Data items:
++++
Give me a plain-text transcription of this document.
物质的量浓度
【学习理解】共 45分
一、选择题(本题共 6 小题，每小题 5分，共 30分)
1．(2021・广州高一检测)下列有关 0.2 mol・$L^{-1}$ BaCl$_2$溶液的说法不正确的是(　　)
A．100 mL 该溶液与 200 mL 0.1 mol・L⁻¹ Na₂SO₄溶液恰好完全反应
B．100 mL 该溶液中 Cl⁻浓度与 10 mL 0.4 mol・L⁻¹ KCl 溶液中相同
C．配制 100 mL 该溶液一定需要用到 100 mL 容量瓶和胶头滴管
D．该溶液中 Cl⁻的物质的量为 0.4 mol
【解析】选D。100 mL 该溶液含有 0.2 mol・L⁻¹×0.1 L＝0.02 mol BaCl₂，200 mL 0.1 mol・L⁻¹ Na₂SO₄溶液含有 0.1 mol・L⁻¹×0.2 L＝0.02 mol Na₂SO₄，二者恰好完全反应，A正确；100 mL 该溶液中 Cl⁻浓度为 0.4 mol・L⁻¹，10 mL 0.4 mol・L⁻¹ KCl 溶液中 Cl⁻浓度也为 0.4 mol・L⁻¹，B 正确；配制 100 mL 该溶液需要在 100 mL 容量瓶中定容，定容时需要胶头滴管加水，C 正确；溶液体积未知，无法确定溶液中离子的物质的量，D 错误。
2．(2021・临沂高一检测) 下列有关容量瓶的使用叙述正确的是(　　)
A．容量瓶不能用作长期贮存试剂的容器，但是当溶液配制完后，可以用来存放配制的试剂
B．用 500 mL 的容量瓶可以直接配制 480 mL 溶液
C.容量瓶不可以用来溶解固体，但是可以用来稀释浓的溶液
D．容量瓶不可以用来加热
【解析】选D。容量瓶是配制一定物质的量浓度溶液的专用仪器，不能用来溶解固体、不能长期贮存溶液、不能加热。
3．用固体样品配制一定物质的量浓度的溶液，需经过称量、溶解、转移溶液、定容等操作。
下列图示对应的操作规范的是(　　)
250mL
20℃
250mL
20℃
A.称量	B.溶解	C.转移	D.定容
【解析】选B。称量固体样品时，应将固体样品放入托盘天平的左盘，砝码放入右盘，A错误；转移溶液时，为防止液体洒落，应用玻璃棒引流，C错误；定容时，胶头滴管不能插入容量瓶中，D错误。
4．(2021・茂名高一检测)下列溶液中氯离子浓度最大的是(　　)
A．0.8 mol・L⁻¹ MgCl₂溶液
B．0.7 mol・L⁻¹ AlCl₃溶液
++++
__Problem to work on__.
Retype all the material above precisely, with no line left out.

__Output of the task__.
Give me a plain-text transcription of this document.
物质的量浓度
【学习理解】共 45分
一、选择题(本题共 6 小题，每小题 5分，共 30分)
1．(2021・广州高一检测)下列有关 0.2 mol・$L^{-1}$ BaCl$_2$溶液的说法不正确的是(　　)
A．100 mL 该溶液与 200 mL 0.1 mol・L⁻¹ Na₂SO₄溶液恰好完全反应
B．100 mL 该溶液中 Cl⁻浓度与 10 mL 0.4 mol・L⁻¹ KCl 溶液中相同
C．配制 100 mL 该溶液一定需要用到 100 mL 容量瓶和胶头滴管
D．该溶液中 Cl⁻的物质的量为 0.4 mol
【解析】选D。100 mL 该溶液含有 0.2 mol・L⁻¹×0.1 L＝0.02 mol BaCl₂，200 mL 0.1 mol・L⁻¹ Na₂SO₄溶液含有 0.1 mol・L⁻¹×0.2 L＝0.02 mol Na₂SO₄，二者恰好完全反应，A正确；100 mL 该溶液中 Cl⁻浓度为 0.4 mol・L⁻¹，10 mL 0.4 mol・L⁻¹ KCl 溶液中 Cl⁻浓度也为 0.4 mol・L⁻¹，B 正确；配制 100 mL 该溶液需要在 100 mL 容量瓶中定容，定容时需要胶头滴管加水，C 正确；溶液体积未知，无法确定溶液中离子的物质的量，D 错误。
2．(2021・临沂高一检测) 下列有关容量瓶的使用叙述正确的是(　　)
A．容量瓶不能用作长期贮存试剂的容器，但是当溶液配制完后，可以用来存放配制的试剂
B．用 500 mL 的容量瓶可以直接配制 480 mL 溶液
C.容量瓶不可以用来溶解固体，但是可以用来稀释浓的溶液
D．容量瓶不可以用来加热
【解析】选D。容量瓶是配制一定物质的量浓度溶液的专用仪器，不能用来溶解固体、不能长期贮存溶液、不能加热。
3．用固体样品配制一定物质的量浓度的溶液，需经过称量、溶解、转移溶液、定容等操作。
下列图示对应的操作规范的是(　　)
250mL
20℃
250mL
20℃
A.称量	B.溶解	C.转移	D.定容
【解析】选B。称量固体样品时，应将固体样品放入托盘天平的左盘，砝码放入右盘，A错误；转移溶液时，为防止液体洒落，应用玻璃棒引流，C错误；定容时，胶头滴管不能插入容量瓶中，D错误。
4．(2021・茂名高一检测)下列溶液中氯离子浓度最大的是(　　)
A．0.8 mol・L⁻¹ MgCl₂溶液
B．0.7 mol・L⁻¹ AlCl₃溶液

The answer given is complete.